[Stored dataset items]
* START *

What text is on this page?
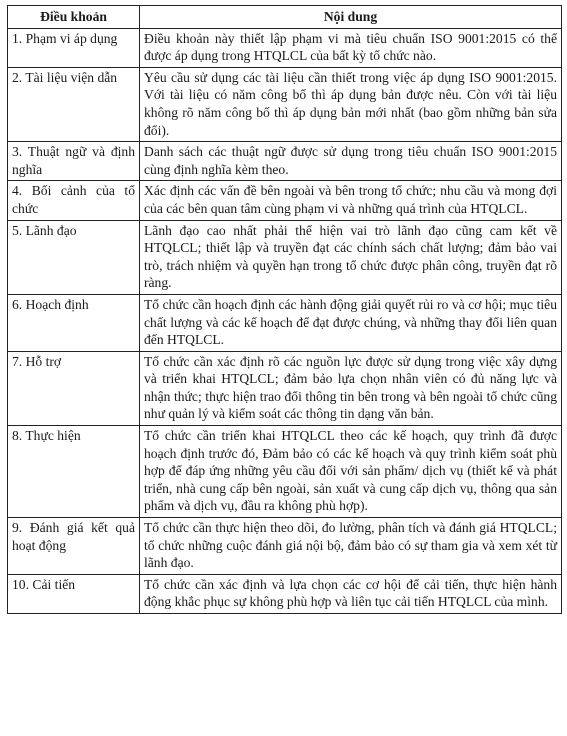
Điều khoản	Nội dung
1. Phạm vi áp dụng	Điều khoản này thiết lập phạm vi mà tiêu chuẩn ISO 9001:2015 có thể được áp dụng trong HTQLCL của bất kỳ tổ chức nào.
2. Tài liệu viện dẫn	Yêu cầu sử dụng các tài liệu cần thiết trong việc áp dụng ISO 9001:2015. Với tài liệu có năm công bố thì áp dụng bản được nêu. Còn với tài liệu không rõ năm công bố thì áp dụng bản mới nhất (bao gồm những bản sửa đổi).
3. Thuật ngữ và định nghĩa	Danh sách các thuật ngữ được sử dụng trong tiêu chuẩn ISO 9001:2015 cùng định nghĩa kèm theo.
4. Bối cảnh của tổ chức	Xác định các vấn đề bên ngoài và bên trong tổ chức; nhu cầu và mong đợi của các bên quan tâm cùng phạm vi và những quá trình của HTQLCL.
5. Lãnh đạo	Lãnh đạo cao nhất phải thể hiện vai trò lãnh đạo cũng cam kết về HTQLCL; thiết lập và truyền đạt các chính sách chất lượng; đảm bảo vai trò, trách nhiệm và quyền hạn trong tổ chức được phân công, truyền đạt rõ ràng.
6. Hoạch định	Tổ chức cần hoạch định các hành động giải quyết rủi ro và cơ hội; mục tiêu chất lượng và các kế hoạch để đạt được chúng, và những thay đổi liên quan đến HTQLCL.
7. Hỗ trợ	Tổ chức cần xác định rõ các nguồn lực được sử dụng trong việc xây dựng và triển khai HTQLCL; đảm bảo lựa chọn nhân viên có đủ năng lực và nhận thức; thực hiện trao đổi thông tin bên trong và bên ngoài tổ chức cũng như quản lý và kiểm soát các thông tin dạng văn bản.
8. Thực hiện	Tổ chức cần triển khai HTQLCL theo các kế hoạch, quy trình đã được hoạch định trước đó, Đảm bảo có các kế hoạch và quy trình kiểm soát phù hợp để đáp ứng những yêu cầu đối với sản phẩm/ dịch vụ (thiết kế và phát triển, nhà cung cấp bên ngoài, sản xuất và cung cấp dịch vụ, thông qua sản phẩm và dịch vụ, đầu ra không phù hợp).
9. Đánh giá kết quả hoạt động	Tổ chức cần thực hiện theo dõi, đo lường, phân tích và đánh giá HTQLCL; tổ chức những cuộc đánh giá nội bộ, đảm bảo có sự tham gia và xem xét từ lãnh đạo.
10. Cải tiến	Tổ chức cần xác định và lựa chọn các cơ hội để cải tiến, thực hiện hành động khắc phục sự không phù hợp và liên tục cải tiến HTQLCL của mình.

* END *

## Problem details
Tally up the lines of the listing containing the word "phạm". Give only the total.

## Answer
2